WHAT TO DO: Output all entries verbatim. Skip pictures.

RECORDS:
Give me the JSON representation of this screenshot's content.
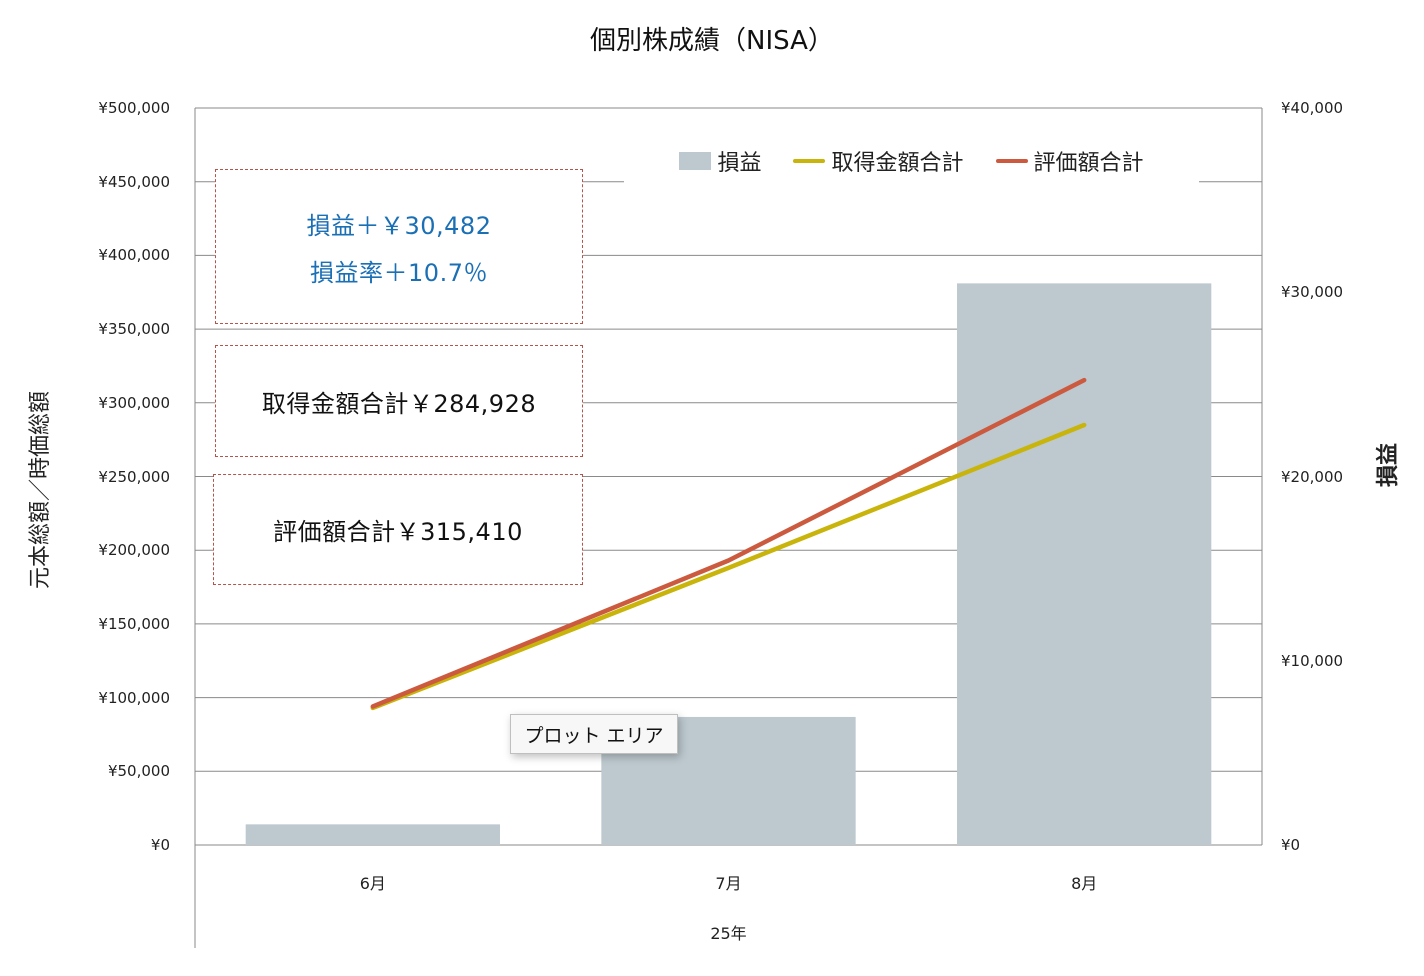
{
  "chart_data": {
    "type": "bar",
    "title": "個別株成績（NISA）",
    "categories": [
      "6月",
      "7月",
      "8月"
    ],
    "category_group_label": "25年",
    "ylabel": "元本総額／時価総額",
    "y2label": "損益",
    "ylim": [
      0,
      500000
    ],
    "y2lim": [
      0,
      40000
    ],
    "yticks": [
      "¥0",
      "¥50,000",
      "¥100,000",
      "¥150,000",
      "¥200,000",
      "¥250,000",
      "¥300,000",
      "¥350,000",
      "¥400,000",
      "¥450,000",
      "¥500,000"
    ],
    "y2ticks": [
      "¥0",
      "¥10,000",
      "¥20,000",
      "¥30,000",
      "¥40,000"
    ],
    "grid": true,
    "legend_position": "top-right",
    "series": [
      {
        "name": "損益",
        "type": "bar",
        "axis": "right",
        "color": "#bdc9cf",
        "values": [
          1120,
          6950,
          30482
        ]
      },
      {
        "name": "取得金額合計",
        "type": "line",
        "axis": "left",
        "color": "#c8b40a",
        "values": [
          93000,
          188000,
          284928
        ]
      },
      {
        "name": "評価額合計",
        "type": "line",
        "axis": "left",
        "color": "#cc5a3f",
        "values": [
          94000,
          193000,
          315410
        ]
      }
    ],
    "annotations": [
      {
        "id": "profit",
        "lines": [
          "損益＋￥30,482",
          "損益率＋10.7％"
        ]
      },
      {
        "id": "cost",
        "lines": [
          "取得金額合計￥284,928"
        ]
      },
      {
        "id": "value",
        "lines": [
          "評価額合計￥315,410"
        ]
      }
    ]
  },
  "tooltip": {
    "label": "プロット エリア"
  }
}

TASK OUTPUT:
Give me the JSON representation of this screenshot's content.
{
  "chart_data": {
    "type": "bar",
    "title": "個別株成績（NISA）",
    "categories": [
      "6月",
      "7月",
      "8月"
    ],
    "category_group_label": "25年",
    "ylabel": "元本総額／時価総額",
    "y2label": "損益",
    "ylim": [
      0,
      500000
    ],
    "y2lim": [
      0,
      40000
    ],
    "yticks": [
      "¥0",
      "¥50,000",
      "¥100,000",
      "¥150,000",
      "¥200,000",
      "¥250,000",
      "¥300,000",
      "¥350,000",
      "¥400,000",
      "¥450,000",
      "¥500,000"
    ],
    "y2ticks": [
      "¥0",
      "¥10,000",
      "¥20,000",
      "¥30,000",
      "¥40,000"
    ],
    "grid": true,
    "legend_position": "top-right",
    "series": [
      {
        "name": "損益",
        "type": "bar",
        "axis": "right",
        "color": "#bdc9cf",
        "values": [
          1120,
          6950,
          30482
        ]
      },
      {
        "name": "取得金額合計",
        "type": "line",
        "axis": "left",
        "color": "#c8b40a",
        "values": [
          93000,
          188000,
          284928
        ]
      },
      {
        "name": "評価額合計",
        "type": "line",
        "axis": "left",
        "color": "#cc5a3f",
        "values": [
          94000,
          193000,
          315410
        ]
      }
    ],
    "annotations": [
      {
        "id": "profit",
        "lines": [
          "損益＋￥30,482",
          "損益率＋10.7％"
        ]
      },
      {
        "id": "cost",
        "lines": [
          "取得金額合計￥284,928"
        ]
      },
      {
        "id": "value",
        "lines": [
          "評価額合計￥315,410"
        ]
      }
    ]
  },
  "tooltip": {
    "label": "プロット エリア"
  }
}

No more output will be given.